WORK INSTRUCTIONS:
Write the records out again, precisely as they stand.

· · · ·

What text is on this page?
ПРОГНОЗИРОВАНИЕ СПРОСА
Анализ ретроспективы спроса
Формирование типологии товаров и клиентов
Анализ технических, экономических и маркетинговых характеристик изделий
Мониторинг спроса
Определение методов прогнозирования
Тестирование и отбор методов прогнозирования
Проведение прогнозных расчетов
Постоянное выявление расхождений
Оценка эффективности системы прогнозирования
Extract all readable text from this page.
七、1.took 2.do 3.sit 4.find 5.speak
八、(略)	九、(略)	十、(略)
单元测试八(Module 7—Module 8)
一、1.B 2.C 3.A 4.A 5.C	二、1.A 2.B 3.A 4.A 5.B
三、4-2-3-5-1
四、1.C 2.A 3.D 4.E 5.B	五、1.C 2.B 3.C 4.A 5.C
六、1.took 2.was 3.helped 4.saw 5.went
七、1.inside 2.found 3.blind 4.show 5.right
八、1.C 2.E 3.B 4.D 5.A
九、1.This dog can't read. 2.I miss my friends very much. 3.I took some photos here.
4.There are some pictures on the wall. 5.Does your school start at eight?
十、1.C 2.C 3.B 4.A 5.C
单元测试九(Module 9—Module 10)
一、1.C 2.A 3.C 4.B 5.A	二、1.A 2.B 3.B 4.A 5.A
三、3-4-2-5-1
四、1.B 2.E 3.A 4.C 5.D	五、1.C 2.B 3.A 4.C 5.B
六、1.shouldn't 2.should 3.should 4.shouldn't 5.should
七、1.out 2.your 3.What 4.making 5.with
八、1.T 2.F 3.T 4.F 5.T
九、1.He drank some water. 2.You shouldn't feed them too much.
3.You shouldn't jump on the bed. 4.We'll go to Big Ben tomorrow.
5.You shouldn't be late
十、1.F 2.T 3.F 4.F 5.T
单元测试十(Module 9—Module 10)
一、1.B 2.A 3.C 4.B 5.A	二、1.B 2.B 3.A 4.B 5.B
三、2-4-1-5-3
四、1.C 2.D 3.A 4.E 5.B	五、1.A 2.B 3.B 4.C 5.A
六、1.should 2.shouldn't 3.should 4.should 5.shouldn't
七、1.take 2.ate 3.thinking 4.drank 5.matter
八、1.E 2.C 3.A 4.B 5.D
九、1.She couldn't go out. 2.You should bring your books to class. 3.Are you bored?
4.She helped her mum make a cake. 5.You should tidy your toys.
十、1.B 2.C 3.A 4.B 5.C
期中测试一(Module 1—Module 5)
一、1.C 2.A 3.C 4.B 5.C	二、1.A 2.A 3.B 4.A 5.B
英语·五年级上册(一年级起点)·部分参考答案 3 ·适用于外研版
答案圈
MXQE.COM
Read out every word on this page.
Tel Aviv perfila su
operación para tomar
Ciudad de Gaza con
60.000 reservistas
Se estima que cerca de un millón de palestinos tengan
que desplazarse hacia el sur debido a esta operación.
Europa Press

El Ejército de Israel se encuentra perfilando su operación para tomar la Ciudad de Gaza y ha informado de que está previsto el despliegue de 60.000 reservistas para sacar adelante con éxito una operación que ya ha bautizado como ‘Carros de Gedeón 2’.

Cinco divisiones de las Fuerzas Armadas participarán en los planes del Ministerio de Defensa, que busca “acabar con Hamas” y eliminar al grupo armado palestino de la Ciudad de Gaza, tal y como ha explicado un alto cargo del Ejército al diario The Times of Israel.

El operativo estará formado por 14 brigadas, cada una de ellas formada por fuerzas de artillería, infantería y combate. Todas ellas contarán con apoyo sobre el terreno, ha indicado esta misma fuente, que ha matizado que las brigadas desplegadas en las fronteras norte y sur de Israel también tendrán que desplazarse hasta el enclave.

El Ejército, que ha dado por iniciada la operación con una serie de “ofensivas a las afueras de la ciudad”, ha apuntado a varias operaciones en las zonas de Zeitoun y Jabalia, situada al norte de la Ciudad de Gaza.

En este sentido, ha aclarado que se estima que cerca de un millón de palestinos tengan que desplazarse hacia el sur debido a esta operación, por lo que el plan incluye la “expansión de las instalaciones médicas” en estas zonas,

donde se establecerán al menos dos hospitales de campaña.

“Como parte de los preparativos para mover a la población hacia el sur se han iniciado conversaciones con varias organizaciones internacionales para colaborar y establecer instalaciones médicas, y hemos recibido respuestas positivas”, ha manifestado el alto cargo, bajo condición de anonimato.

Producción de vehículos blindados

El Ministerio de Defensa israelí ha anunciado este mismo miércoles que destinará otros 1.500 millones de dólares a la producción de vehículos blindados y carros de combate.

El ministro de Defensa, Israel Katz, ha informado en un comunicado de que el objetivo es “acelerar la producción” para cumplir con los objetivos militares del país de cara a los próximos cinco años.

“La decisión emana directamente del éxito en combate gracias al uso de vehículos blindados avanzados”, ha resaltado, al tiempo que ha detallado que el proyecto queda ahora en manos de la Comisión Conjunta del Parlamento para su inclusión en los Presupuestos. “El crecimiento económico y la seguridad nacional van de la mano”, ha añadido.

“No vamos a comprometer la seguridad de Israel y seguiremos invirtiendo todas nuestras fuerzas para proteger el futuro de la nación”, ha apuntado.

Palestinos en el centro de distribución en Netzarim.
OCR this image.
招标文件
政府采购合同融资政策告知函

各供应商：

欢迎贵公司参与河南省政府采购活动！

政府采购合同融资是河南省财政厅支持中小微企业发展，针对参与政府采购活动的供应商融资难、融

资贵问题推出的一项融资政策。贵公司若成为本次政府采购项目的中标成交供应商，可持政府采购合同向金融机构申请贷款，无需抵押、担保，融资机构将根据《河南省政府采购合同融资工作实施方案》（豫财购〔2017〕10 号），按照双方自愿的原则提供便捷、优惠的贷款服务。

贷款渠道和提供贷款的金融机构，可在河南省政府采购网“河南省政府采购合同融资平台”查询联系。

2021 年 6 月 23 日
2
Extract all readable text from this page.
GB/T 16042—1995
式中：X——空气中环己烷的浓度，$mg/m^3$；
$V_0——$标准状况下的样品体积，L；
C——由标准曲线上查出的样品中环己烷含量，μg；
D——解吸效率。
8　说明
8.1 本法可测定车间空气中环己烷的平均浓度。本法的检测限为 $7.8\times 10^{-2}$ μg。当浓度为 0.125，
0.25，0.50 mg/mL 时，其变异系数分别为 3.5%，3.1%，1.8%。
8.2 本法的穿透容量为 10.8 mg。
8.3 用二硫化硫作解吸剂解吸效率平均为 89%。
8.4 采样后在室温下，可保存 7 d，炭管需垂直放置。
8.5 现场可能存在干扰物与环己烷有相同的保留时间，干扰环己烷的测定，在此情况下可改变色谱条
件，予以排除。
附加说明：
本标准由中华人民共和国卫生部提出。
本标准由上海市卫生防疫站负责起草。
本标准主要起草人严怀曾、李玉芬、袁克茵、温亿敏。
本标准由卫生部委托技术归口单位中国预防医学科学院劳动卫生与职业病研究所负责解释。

· · · ·

TASK ANSWER:
What text is on this page?
ПРОГНОЗИРОВАНИЕ СПРОСА
Анализ ретроспективы спроса
Формирование типологии товаров и клиентов
Анализ технических, экономических и маркетинговых характеристик изделий
Мониторинг спроса
Определение методов прогнозирования
Тестирование и отбор методов прогнозирования
Проведение прогнозных расчетов
Постоянное выявление расхождений
Оценка эффективности системы прогнозирования
Extract all readable text from this page.
七、1.took 2.do 3.sit 4.find 5.speak
八、(略)	九、(略)	十、(略)
单元测试八(Module 7—Module 8)
一、1.B 2.C 3.A 4.A 5.C	二、1.A 2.B 3.A 4.A 5.B
三、4-2-3-5-1
四、1.C 2.A 3.D 4.E 5.B	五、1.C 2.B 3.C 4.A 5.C
六、1.took 2.was 3.helped 4.saw 5.went
七、1.inside 2.found 3.blind 4.show 5.right
八、1.C 2.E 3.B 4.D 5.A
九、1.This dog can't read. 2.I miss my friends very much. 3.I took some photos here.
4.There are some pictures on the wall. 5.Does your school start at eight?
十、1.C 2.C 3.B 4.A 5.C
单元测试九(Module 9—Module 10)
一、1.C 2.A 3.C 4.B 5.A	二、1.A 2.B 3.B 4.A 5.A
三、3-4-2-5-1
四、1.B 2.E 3.A 4.C 5.D	五、1.C 2.B 3.A 4.C 5.B
六、1.shouldn't 2.should 3.should 4.shouldn't 5.should
七、1.out 2.your 3.What 4.making 5.with
八、1.T 2.F 3.T 4.F 5.T
九、1.He drank some water. 2.You shouldn't feed them too much.
3.You shouldn't jump on the bed. 4.We'll go to Big Ben tomorrow.
5.You shouldn't be late
十、1.F 2.T 3.F 4.F 5.T
单元测试十(Module 9—Module 10)
一、1.B 2.A 3.C 4.B 5.A	二、1.B 2.B 3.A 4.B 5.B
三、2-4-1-5-3
四、1.C 2.D 3.A 4.E 5.B	五、1.A 2.B 3.B 4.C 5.A
六、1.should 2.shouldn't 3.should 4.should 5.shouldn't
七、1.take 2.ate 3.thinking 4.drank 5.matter
八、1.E 2.C 3.A 4.B 5.D
九、1.She couldn't go out. 2.You should bring your books to class. 3.Are you bored?
4.She helped her mum make a cake. 5.You should tidy your toys.
十、1.B 2.C 3.A 4.B 5.C
期中测试一(Module 1—Module 5)
一、1.C 2.A 3.C 4.B 5.C	二、1.A 2.A 3.B 4.A 5.B
英语·五年级上册(一年级起点)·部分参考答案 3 ·适用于外研版
答案圈
MXQE.COM
Read out every word on this page.
Tel Aviv perfila su
operación para tomar
Ciudad de Gaza con
60.000 reservistas
Se estima que cerca de un millón de palestinos tengan
que desplazarse hacia el sur debido a esta operación.
Europa Press

El Ejército de Israel se encuentra perfilando su operación para tomar la Ciudad de Gaza y ha informado de que está previsto el despliegue de 60.000 reservistas para sacar adelante con éxito una operación que ya ha bautizado como ‘Carros de Gedeón 2’.

Cinco divisiones de las Fuerzas Armadas participarán en los planes del Ministerio de Defensa, que busca “acabar con Hamas” y eliminar al grupo armado palestino de la Ciudad de Gaza, tal y como ha explicado un alto cargo del Ejército al diario The Times of Israel.

El operativo estará formado por 14 brigadas, cada una de ellas formada por fuerzas de artillería, infantería y combate. Todas ellas contarán con apoyo sobre el terreno, ha indicado esta misma fuente, que ha matizado que las brigadas desplegadas en las fronteras norte y sur de Israel también tendrán que desplazarse hasta el enclave.

El Ejército, que ha dado por iniciada la operación con una serie de “ofensivas a las afueras de la ciudad”, ha apuntado a varias operaciones en las zonas de Zeitoun y Jabalia, situada al norte de la Ciudad de Gaza.

En este sentido, ha aclarado que se estima que cerca de un millón de palestinos tengan que desplazarse hacia el sur debido a esta operación, por lo que el plan incluye la “expansión de las instalaciones médicas” en estas zonas,

donde se establecerán al menos dos hospitales de campaña.

“Como parte de los preparativos para mover a la población hacia el sur se han iniciado conversaciones con varias organizaciones internacionales para colaborar y establecer instalaciones médicas, y hemos recibido respuestas positivas”, ha manifestado el alto cargo, bajo condición de anonimato.

Producción de vehículos blindados

El Ministerio de Defensa israelí ha anunciado este mismo miércoles que destinará otros 1.500 millones de dólares a la producción de vehículos blindados y carros de combate.

El ministro de Defensa, Israel Katz, ha informado en un comunicado de que el objetivo es “acelerar la producción” para cumplir con los objetivos militares del país de cara a los próximos cinco años.

“La decisión emana directamente del éxito en combate gracias al uso de vehículos blindados avanzados”, ha resaltado, al tiempo que ha detallado que el proyecto queda ahora en manos de la Comisión Conjunta del Parlamento para su inclusión en los Presupuestos. “El crecimiento económico y la seguridad nacional van de la mano”, ha añadido.

“No vamos a comprometer la seguridad de Israel y seguiremos invirtiendo todas nuestras fuerzas para proteger el futuro de la nación”, ha apuntado.

Palestinos en el centro de distribución en Netzarim.
OCR this image.
招标文件
政府采购合同融资政策告知函

各供应商：

欢迎贵公司参与河南省政府采购活动！

政府采购合同融资是河南省财政厅支持中小微企业发展，针对参与政府采购活动的供应商融资难、融

资贵问题推出的一项融资政策。贵公司若成为本次政府采购项目的中标成交供应商，可持政府采购合同向金融机构申请贷款，无需抵押、担保，融资机构将根据《河南省政府采购合同融资工作实施方案》（豫财购〔2017〕10 号），按照双方自愿的原则提供便捷、优惠的贷款服务。

贷款渠道和提供贷款的金融机构，可在河南省政府采购网“河南省政府采购合同融资平台”查询联系。

2021 年 6 月 23 日
2
Extract all readable text from this page.
GB/T 16042—1995
式中：X——空气中环己烷的浓度，$mg/m^3$；
$V_0——$标准状况下的样品体积，L；
C——由标准曲线上查出的样品中环己烷含量，μg；
D——解吸效率。
8　说明
8.1 本法可测定车间空气中环己烷的平均浓度。本法的检测限为 $7.8\times 10^{-2}$ μg。当浓度为 0.125，
0.25，0.50 mg/mL 时，其变异系数分别为 3.5%，3.1%，1.8%。
8.2 本法的穿透容量为 10.8 mg。
8.3 用二硫化硫作解吸剂解吸效率平均为 89%。
8.4 采样后在室温下，可保存 7 d，炭管需垂直放置。
8.5 现场可能存在干扰物与环己烷有相同的保留时间，干扰环己烷的测定，在此情况下可改变色谱条
件，予以排除。
附加说明：
本标准由中华人民共和国卫生部提出。
本标准由上海市卫生防疫站负责起草。
本标准主要起草人严怀曾、李玉芬、袁克茵、温亿敏。
本标准由卫生部委托技术归口单位中国预防医学科学院劳动卫生与职业病研究所负责解释。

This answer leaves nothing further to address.